> SUPPLIED DATA
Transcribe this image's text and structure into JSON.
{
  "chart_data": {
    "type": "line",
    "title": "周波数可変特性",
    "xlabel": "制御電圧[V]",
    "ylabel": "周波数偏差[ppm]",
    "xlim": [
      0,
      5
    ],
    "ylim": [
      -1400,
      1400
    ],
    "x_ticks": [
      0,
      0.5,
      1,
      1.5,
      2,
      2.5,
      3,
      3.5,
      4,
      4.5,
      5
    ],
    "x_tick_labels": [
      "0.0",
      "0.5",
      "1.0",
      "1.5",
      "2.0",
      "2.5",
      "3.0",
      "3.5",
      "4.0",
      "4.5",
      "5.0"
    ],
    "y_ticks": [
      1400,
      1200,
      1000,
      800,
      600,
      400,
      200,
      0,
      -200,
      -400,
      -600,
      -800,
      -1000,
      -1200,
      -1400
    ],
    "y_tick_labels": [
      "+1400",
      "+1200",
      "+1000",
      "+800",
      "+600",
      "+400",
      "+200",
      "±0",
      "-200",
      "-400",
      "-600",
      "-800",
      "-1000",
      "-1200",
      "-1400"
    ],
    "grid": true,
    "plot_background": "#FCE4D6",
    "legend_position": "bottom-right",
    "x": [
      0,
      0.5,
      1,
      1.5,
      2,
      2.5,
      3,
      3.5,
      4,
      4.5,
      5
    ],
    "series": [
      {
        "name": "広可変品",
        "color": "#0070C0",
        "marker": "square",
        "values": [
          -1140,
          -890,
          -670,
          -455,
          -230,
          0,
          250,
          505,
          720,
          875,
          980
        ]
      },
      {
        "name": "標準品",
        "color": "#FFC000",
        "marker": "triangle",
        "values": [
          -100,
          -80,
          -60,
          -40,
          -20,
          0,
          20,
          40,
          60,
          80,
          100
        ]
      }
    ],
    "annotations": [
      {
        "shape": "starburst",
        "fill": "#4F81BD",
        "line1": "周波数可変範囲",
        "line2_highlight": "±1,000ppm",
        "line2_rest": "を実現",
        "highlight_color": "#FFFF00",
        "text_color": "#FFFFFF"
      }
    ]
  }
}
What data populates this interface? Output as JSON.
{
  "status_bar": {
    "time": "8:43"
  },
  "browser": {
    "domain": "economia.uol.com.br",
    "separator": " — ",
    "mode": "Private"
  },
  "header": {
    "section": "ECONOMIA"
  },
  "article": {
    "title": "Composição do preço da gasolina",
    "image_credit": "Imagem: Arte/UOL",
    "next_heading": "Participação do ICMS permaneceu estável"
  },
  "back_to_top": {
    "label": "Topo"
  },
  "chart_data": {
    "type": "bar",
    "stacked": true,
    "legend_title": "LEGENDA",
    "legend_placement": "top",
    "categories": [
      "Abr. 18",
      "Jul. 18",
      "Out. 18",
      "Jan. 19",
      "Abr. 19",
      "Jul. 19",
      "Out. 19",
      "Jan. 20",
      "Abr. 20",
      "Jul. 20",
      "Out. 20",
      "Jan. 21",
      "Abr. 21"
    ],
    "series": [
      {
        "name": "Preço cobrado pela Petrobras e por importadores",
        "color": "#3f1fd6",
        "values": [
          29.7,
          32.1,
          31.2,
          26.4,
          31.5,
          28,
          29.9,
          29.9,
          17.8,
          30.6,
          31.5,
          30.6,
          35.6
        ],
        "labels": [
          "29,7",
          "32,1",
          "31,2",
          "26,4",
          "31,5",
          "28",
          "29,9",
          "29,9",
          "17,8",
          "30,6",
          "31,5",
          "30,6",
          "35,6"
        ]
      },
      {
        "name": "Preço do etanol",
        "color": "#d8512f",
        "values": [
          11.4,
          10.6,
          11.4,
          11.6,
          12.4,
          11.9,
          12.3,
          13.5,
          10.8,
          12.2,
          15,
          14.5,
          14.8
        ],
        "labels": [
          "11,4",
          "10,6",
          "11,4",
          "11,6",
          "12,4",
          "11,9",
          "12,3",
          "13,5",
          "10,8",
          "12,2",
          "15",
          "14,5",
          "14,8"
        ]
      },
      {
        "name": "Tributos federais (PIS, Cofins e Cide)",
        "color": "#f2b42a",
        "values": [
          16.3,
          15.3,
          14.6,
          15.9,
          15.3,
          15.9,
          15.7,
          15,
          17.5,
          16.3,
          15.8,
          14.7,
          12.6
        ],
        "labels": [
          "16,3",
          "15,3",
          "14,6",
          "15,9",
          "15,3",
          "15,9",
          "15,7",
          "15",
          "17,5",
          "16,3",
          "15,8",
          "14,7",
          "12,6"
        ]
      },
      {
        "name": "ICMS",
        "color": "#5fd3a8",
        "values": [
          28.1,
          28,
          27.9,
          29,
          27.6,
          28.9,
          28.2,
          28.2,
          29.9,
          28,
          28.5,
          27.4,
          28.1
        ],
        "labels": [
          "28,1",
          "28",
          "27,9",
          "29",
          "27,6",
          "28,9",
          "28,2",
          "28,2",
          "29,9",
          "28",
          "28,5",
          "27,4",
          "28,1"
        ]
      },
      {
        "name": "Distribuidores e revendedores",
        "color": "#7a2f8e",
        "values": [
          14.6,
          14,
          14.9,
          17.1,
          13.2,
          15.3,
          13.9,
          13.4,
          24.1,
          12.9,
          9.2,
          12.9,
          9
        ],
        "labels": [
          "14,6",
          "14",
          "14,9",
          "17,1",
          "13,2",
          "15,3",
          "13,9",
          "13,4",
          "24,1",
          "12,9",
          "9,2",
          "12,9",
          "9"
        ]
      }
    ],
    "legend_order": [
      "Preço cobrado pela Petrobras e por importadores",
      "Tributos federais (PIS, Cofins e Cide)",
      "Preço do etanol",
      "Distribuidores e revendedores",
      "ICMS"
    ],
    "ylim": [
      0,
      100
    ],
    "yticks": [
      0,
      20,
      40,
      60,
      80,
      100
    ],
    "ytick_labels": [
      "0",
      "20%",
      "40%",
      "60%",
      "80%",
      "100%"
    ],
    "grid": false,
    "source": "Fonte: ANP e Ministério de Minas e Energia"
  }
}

> WHAT YOU SHOULD DO
Each record above should be returned exactly as it appears.

> FINISHED EXERCISE
Transcribe this image's text and structure into JSON.
{
  "chart_data": {
    "type": "line",
    "title": "周波数可変特性",
    "xlabel": "制御電圧[V]",
    "ylabel": "周波数偏差[ppm]",
    "xlim": [
      0,
      5
    ],
    "ylim": [
      -1400,
      1400
    ],
    "x_ticks": [
      0,
      0.5,
      1,
      1.5,
      2,
      2.5,
      3,
      3.5,
      4,
      4.5,
      5
    ],
    "x_tick_labels": [
      "0.0",
      "0.5",
      "1.0",
      "1.5",
      "2.0",
      "2.5",
      "3.0",
      "3.5",
      "4.0",
      "4.5",
      "5.0"
    ],
    "y_ticks": [
      1400,
      1200,
      1000,
      800,
      600,
      400,
      200,
      0,
      -200,
      -400,
      -600,
      -800,
      -1000,
      -1200,
      -1400
    ],
    "y_tick_labels": [
      "+1400",
      "+1200",
      "+1000",
      "+800",
      "+600",
      "+400",
      "+200",
      "±0",
      "-200",
      "-400",
      "-600",
      "-800",
      "-1000",
      "-1200",
      "-1400"
    ],
    "grid": true,
    "plot_background": "#FCE4D6",
    "legend_position": "bottom-right",
    "x": [
      0,
      0.5,
      1,
      1.5,
      2,
      2.5,
      3,
      3.5,
      4,
      4.5,
      5
    ],
    "series": [
      {
        "name": "広可変品",
        "color": "#0070C0",
        "marker": "square",
        "values": [
          -1140,
          -890,
          -670,
          -455,
          -230,
          0,
          250,
          505,
          720,
          875,
          980
        ]
      },
      {
        "name": "標準品",
        "color": "#FFC000",
        "marker": "triangle",
        "values": [
          -100,
          -80,
          -60,
          -40,
          -20,
          0,
          20,
          40,
          60,
          80,
          100
        ]
      }
    ],
    "annotations": [
      {
        "shape": "starburst",
        "fill": "#4F81BD",
        "line1": "周波数可変範囲",
        "line2_highlight": "±1,000ppm",
        "line2_rest": "を実現",
        "highlight_color": "#FFFF00",
        "text_color": "#FFFFFF"
      }
    ]
  }
}
What data populates this interface? Output as JSON.
{
  "status_bar": {
    "time": "8:43"
  },
  "browser": {
    "domain": "economia.uol.com.br",
    "separator": " — ",
    "mode": "Private"
  },
  "header": {
    "section": "ECONOMIA"
  },
  "article": {
    "title": "Composição do preço da gasolina",
    "image_credit": "Imagem: Arte/UOL",
    "next_heading": "Participação do ICMS permaneceu estável"
  },
  "back_to_top": {
    "label": "Topo"
  },
  "chart_data": {
    "type": "bar",
    "stacked": true,
    "legend_title": "LEGENDA",
    "legend_placement": "top",
    "categories": [
      "Abr. 18",
      "Jul. 18",
      "Out. 18",
      "Jan. 19",
      "Abr. 19",
      "Jul. 19",
      "Out. 19",
      "Jan. 20",
      "Abr. 20",
      "Jul. 20",
      "Out. 20",
      "Jan. 21",
      "Abr. 21"
    ],
    "series": [
      {
        "name": "Preço cobrado pela Petrobras e por importadores",
        "color": "#3f1fd6",
        "values": [
          29.7,
          32.1,
          31.2,
          26.4,
          31.5,
          28,
          29.9,
          29.9,
          17.8,
          30.6,
          31.5,
          30.6,
          35.6
        ],
        "labels": [
          "29,7",
          "32,1",
          "31,2",
          "26,4",
          "31,5",
          "28",
          "29,9",
          "29,9",
          "17,8",
          "30,6",
          "31,5",
          "30,6",
          "35,6"
        ]
      },
      {
        "name": "Preço do etanol",
        "color": "#d8512f",
        "values": [
          11.4,
          10.6,
          11.4,
          11.6,
          12.4,
          11.9,
          12.3,
          13.5,
          10.8,
          12.2,
          15,
          14.5,
          14.8
        ],
        "labels": [
          "11,4",
          "10,6",
          "11,4",
          "11,6",
          "12,4",
          "11,9",
          "12,3",
          "13,5",
          "10,8",
          "12,2",
          "15",
          "14,5",
          "14,8"
        ]
      },
      {
        "name": "Tributos federais (PIS, Cofins e Cide)",
        "color": "#f2b42a",
        "values": [
          16.3,
          15.3,
          14.6,
          15.9,
          15.3,
          15.9,
          15.7,
          15,
          17.5,
          16.3,
          15.8,
          14.7,
          12.6
        ],
        "labels": [
          "16,3",
          "15,3",
          "14,6",
          "15,9",
          "15,3",
          "15,9",
          "15,7",
          "15",
          "17,5",
          "16,3",
          "15,8",
          "14,7",
          "12,6"
        ]
      },
      {
        "name": "ICMS",
        "color": "#5fd3a8",
        "values": [
          28.1,
          28,
          27.9,
          29,
          27.6,
          28.9,
          28.2,
          28.2,
          29.9,
          28,
          28.5,
          27.4,
          28.1
        ],
        "labels": [
          "28,1",
          "28",
          "27,9",
          "29",
          "27,6",
          "28,9",
          "28,2",
          "28,2",
          "29,9",
          "28",
          "28,5",
          "27,4",
          "28,1"
        ]
      },
      {
        "name": "Distribuidores e revendedores",
        "color": "#7a2f8e",
        "values": [
          14.6,
          14,
          14.9,
          17.1,
          13.2,
          15.3,
          13.9,
          13.4,
          24.1,
          12.9,
          9.2,
          12.9,
          9
        ],
        "labels": [
          "14,6",
          "14",
          "14,9",
          "17,1",
          "13,2",
          "15,3",
          "13,9",
          "13,4",
          "24,1",
          "12,9",
          "9,2",
          "12,9",
          "9"
        ]
      }
    ],
    "legend_order": [
      "Preço cobrado pela Petrobras e por importadores",
      "Tributos federais (PIS, Cofins e Cide)",
      "Preço do etanol",
      "Distribuidores e revendedores",
      "ICMS"
    ],
    "ylim": [
      0,
      100
    ],
    "yticks": [
      0,
      20,
      40,
      60,
      80,
      100
    ],
    "ytick_labels": [
      "0",
      "20%",
      "40%",
      "60%",
      "80%",
      "100%"
    ],
    "grid": false,
    "source": "Fonte: ANP e Ministério de Minas e Energia"
  }
}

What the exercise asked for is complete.